The tasks >>
a – In the article on test levels, which four test levels does the ISTQB syllabus distinguish?
b – From the article on test levels, retype the passage starting at "A test pyramid" and ending at "lot of work!".

>> BEGIN Passage provided

The problems with test levels

Test levels in common knowledge

A test pyramid usually distinguishes three levels: unit tests, integration tests and end to end tests; the last level is sometimes called “UI tests” instead. The main idea is that as you move down the pyramid, tests tend to run faster and be more stable, but at the expense of being isolated. Only tests on higher levels are able to detect problems in how building blocks work together.

ISTQB syllabus presents similar idea. They distinguish four test levels: component, integration, system and acceptance. These test levels drive a lot of thought around testing - each level has its own distinct definition and properties, guides responsibility assignment within a team, is aligned with specific test techniques and may be mapped to phase in software development lifecycle. That’s a lot of work!

Both of these categorizations share the idea that higher level encompasses level below it, and builds upon it. There’s also certain synergy effect at play here - tests at higher level cover something more than all the tests at the levels below. That’s why teams with “100% unit tests coverage” still get bug reports from actual customers. As far as I can tell, these two properties - hierarchy and synergy - are shared by all test levels categorizations.

The problems

I have some problems with this common understanding. In my experience, while test levels look easy and simple, it’s unclear how to apply them in practice. If you give the same set of tests to two testers, they are likely to group them to test levels in very different ways. Inconsistencies like that begs the question: are test levels actually useful categorization tool?

I know, because I have faced these issues when we tried to standardize test metadata in Red Hat Satellite.

One of the things provided by Satellite is host management. You can create, start, stop, restart or destroy the host. If you have tests exercising these capabilities, you could file them under component level, because host management is one of components of Satellite system.

Satellite also provides content management. You can synchronize packages from Red Hat CDN to your Satellite server and tell your hosts to use that exclusively. This gives you ability to specify what content is available, e.g. you can offer specific version of PostgreSQL until all the apps are tested against newer version. This also allows for faster updates, because all the data is already in your data center and you can use fast local connection to fetch it. Tests exercising various content management features can be filed under component level, because content management is one of components of Satellite system.

>> END Passage provided
>> BEGIN Records supplied

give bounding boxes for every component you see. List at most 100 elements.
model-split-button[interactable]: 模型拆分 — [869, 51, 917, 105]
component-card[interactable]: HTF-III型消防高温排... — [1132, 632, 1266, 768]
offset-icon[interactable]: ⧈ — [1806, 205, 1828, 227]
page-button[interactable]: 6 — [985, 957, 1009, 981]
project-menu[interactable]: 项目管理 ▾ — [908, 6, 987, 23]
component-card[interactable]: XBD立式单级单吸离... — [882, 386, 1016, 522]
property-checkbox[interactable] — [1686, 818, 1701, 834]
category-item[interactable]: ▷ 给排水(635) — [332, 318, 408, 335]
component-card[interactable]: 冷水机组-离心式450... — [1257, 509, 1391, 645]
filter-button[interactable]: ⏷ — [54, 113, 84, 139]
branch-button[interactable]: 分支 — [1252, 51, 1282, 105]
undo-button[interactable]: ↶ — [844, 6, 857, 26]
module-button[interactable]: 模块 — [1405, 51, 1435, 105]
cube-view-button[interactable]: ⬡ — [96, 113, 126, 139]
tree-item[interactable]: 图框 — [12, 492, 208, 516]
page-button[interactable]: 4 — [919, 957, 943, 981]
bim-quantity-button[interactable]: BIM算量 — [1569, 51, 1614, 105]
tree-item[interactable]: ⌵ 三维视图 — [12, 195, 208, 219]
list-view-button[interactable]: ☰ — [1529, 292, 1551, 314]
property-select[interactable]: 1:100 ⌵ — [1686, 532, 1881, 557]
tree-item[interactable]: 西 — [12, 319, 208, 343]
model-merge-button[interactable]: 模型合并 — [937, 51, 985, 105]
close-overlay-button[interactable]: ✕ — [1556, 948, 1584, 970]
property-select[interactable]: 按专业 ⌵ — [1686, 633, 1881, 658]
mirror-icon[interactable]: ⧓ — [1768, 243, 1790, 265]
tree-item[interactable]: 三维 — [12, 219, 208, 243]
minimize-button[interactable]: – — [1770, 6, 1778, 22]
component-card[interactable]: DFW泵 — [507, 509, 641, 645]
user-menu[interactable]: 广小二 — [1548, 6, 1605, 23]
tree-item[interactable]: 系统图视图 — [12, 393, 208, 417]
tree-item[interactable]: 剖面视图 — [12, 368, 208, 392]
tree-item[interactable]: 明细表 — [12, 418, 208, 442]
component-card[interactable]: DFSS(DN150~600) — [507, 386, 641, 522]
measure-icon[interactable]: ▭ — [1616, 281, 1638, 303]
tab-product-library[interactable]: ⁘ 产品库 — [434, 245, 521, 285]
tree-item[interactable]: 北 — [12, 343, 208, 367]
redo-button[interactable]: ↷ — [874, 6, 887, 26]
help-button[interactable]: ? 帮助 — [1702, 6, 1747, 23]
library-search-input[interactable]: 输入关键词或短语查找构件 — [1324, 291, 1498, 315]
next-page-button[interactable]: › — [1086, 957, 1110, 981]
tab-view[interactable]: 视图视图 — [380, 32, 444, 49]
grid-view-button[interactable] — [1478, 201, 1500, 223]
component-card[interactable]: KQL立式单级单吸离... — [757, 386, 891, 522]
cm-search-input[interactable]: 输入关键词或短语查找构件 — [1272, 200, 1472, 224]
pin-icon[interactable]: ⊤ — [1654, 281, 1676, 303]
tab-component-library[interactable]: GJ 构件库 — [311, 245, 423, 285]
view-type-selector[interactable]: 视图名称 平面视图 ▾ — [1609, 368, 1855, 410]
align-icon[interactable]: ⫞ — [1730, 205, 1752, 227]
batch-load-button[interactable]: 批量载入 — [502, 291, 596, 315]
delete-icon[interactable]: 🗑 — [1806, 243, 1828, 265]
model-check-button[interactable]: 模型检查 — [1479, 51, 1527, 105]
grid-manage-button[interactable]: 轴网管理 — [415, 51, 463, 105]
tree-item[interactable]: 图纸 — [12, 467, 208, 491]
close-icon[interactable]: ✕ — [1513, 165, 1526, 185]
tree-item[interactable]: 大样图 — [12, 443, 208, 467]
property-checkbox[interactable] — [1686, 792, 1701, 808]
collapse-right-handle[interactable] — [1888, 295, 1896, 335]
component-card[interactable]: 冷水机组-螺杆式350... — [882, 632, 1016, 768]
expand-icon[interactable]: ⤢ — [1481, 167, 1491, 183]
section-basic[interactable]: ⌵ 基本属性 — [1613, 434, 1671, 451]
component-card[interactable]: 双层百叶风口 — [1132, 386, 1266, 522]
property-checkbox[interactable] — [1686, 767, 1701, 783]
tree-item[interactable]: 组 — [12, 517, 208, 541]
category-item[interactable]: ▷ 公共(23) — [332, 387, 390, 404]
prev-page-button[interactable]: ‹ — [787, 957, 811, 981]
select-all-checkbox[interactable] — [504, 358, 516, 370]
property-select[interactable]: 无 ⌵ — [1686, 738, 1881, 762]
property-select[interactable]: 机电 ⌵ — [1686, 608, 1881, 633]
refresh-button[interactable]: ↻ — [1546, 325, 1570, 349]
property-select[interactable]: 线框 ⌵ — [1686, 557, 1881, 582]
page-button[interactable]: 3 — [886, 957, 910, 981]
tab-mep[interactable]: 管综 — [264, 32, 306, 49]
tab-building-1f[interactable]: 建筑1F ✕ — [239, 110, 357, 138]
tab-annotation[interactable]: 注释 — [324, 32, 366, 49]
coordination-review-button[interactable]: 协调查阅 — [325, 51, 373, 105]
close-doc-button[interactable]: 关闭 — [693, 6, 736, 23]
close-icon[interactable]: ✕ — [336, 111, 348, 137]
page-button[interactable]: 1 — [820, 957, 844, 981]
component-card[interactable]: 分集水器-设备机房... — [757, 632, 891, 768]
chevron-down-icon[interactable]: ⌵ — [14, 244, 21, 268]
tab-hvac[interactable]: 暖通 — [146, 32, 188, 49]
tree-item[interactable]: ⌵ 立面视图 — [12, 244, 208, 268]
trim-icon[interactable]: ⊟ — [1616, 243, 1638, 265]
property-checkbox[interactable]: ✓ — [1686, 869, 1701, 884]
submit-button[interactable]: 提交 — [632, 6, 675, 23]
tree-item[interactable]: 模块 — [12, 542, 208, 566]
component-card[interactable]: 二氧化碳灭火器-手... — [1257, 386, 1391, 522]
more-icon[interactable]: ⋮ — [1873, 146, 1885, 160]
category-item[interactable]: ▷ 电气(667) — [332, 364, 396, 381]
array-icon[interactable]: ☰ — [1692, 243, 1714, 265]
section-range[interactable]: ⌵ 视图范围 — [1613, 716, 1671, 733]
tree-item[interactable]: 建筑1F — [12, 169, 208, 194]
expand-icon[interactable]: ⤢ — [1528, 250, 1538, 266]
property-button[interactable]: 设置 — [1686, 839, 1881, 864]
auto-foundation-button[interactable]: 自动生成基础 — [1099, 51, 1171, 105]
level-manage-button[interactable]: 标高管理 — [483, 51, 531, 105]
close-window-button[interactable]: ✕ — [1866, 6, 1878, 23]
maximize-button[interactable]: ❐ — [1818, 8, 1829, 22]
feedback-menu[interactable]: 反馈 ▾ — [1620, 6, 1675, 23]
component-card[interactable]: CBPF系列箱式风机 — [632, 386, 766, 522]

>> END Records supplied

Answers to the problems >>
a – Component, integration, system and acceptance.

b –
A test pyramid usually distinguishes three levels: unit tests, integration tests and end to end tests; the last level is sometimes called “UI tests” instead. The main idea is that as you move down the pyramid, tests tend to run faster and be more stable, but at the expense of being isolated. Only tests on higher levels are able to detect problems in how building blocks work together.

ISTQB syllabus presents similar idea. They distinguish four test levels: component, integration, system and acceptance. These test levels drive a lot of thought around testing - each level has its own distinct definition and properties, guides responsibility assignment within a team, is aligned with specific test techniques and may be mapped to phase in software development lifecycle. That’s a lot of work!